— START OF SUPPLIED ENTRIES —

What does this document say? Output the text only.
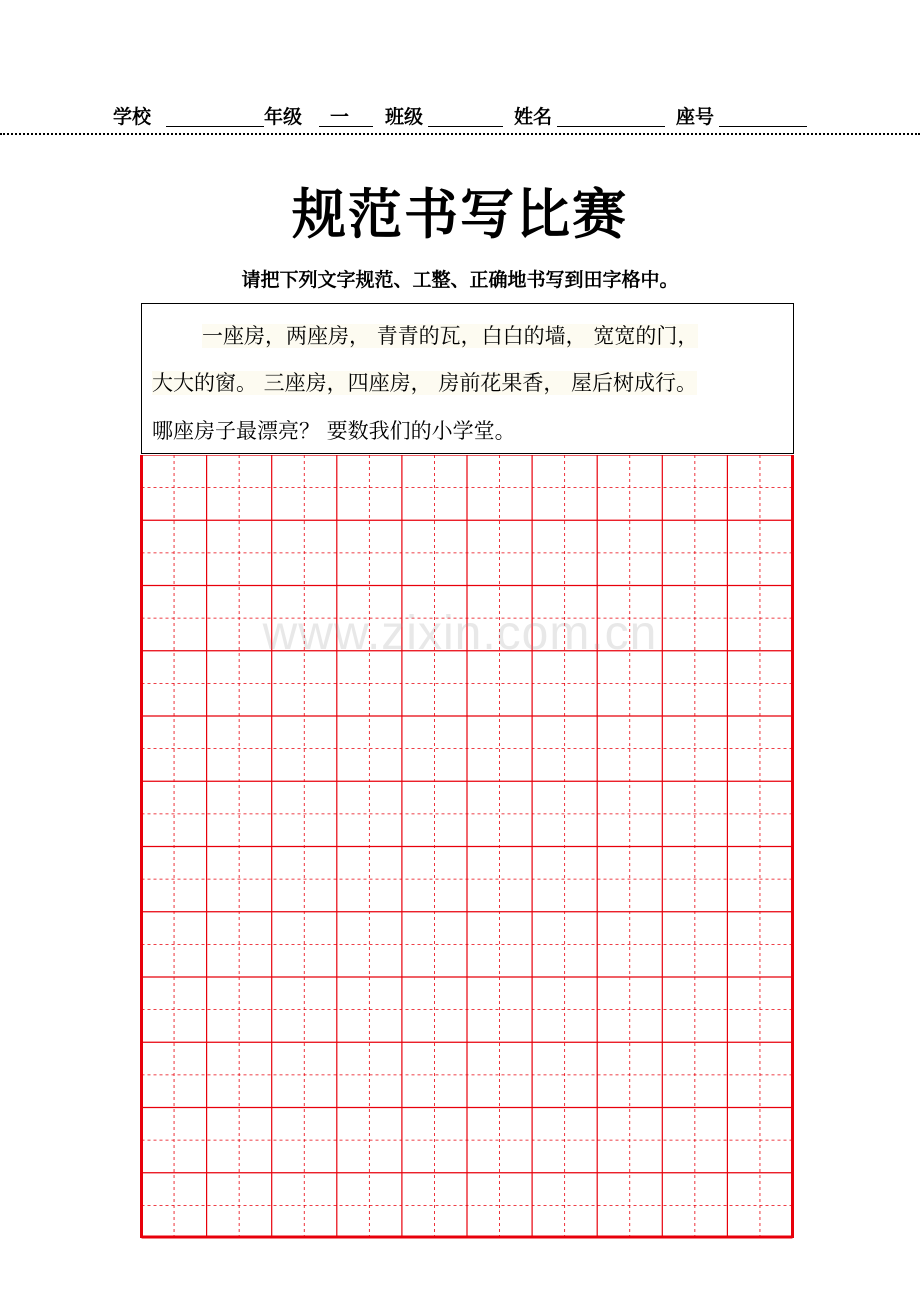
学校	年级 一 班级	姓名	座号
规范书写比赛
请把下列文字规范、工整、正确地书写到田字格中。
一座房，两座房， 青青的瓦，白白的墙， 宽宽的门，
大大的窗。 三座房，四座房， 房前花果香， 屋后树成行。
哪座房子最漂亮？ 要数我们的小学堂。
www.zixin.com.cn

— END OF SUPPLIED ENTRIES —

## TASK DIRECTIONS:
Give an exact copy of the material, leaving out every picture.

## RESPONSE TO THE EXERCISE:
What does this document say? Output the text only.
学校	年级 一 班级	姓名	座号
规范书写比赛
请把下列文字规范、工整、正确地书写到田字格中。
一座房，两座房， 青青的瓦，白白的墙， 宽宽的门，
大大的窗。 三座房，四座房， 房前花果香， 屋后树成行。
哪座房子最漂亮？ 要数我们的小学堂。
www.zixin.com.cn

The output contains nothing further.